*The task*
Copy every entry exactly.

*Data records*
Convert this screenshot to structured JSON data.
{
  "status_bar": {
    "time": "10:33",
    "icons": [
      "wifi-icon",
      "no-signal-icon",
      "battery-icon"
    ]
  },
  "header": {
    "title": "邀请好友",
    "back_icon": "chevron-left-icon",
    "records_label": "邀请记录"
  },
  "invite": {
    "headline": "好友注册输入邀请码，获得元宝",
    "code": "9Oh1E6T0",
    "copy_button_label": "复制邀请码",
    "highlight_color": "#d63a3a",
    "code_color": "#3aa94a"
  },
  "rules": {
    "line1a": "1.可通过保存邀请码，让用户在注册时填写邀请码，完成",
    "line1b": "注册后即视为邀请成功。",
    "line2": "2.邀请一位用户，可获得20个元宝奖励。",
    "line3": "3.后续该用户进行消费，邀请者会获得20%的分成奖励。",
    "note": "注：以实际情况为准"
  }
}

*Complete response*
Convert this screenshot to structured JSON data.
{
  "status_bar": {
    "time": "10:33",
    "icons": [
      "wifi-icon",
      "no-signal-icon",
      "battery-icon"
    ]
  },
  "header": {
    "title": "邀请好友",
    "back_icon": "chevron-left-icon",
    "records_label": "邀请记录"
  },
  "invite": {
    "headline": "好友注册输入邀请码，获得元宝",
    "code": "9Oh1E6T0",
    "copy_button_label": "复制邀请码",
    "highlight_color": "#d63a3a",
    "code_color": "#3aa94a"
  },
  "rules": {
    "line1a": "1.可通过保存邀请码，让用户在注册时填写邀请码，完成",
    "line1b": "注册后即视为邀请成功。",
    "line2": "2.邀请一位用户，可获得20个元宝奖励。",
    "line3": "3.后续该用户进行消费，邀请者会获得20%的分成奖励。",
    "note": "注：以实际情况为准"
  }
}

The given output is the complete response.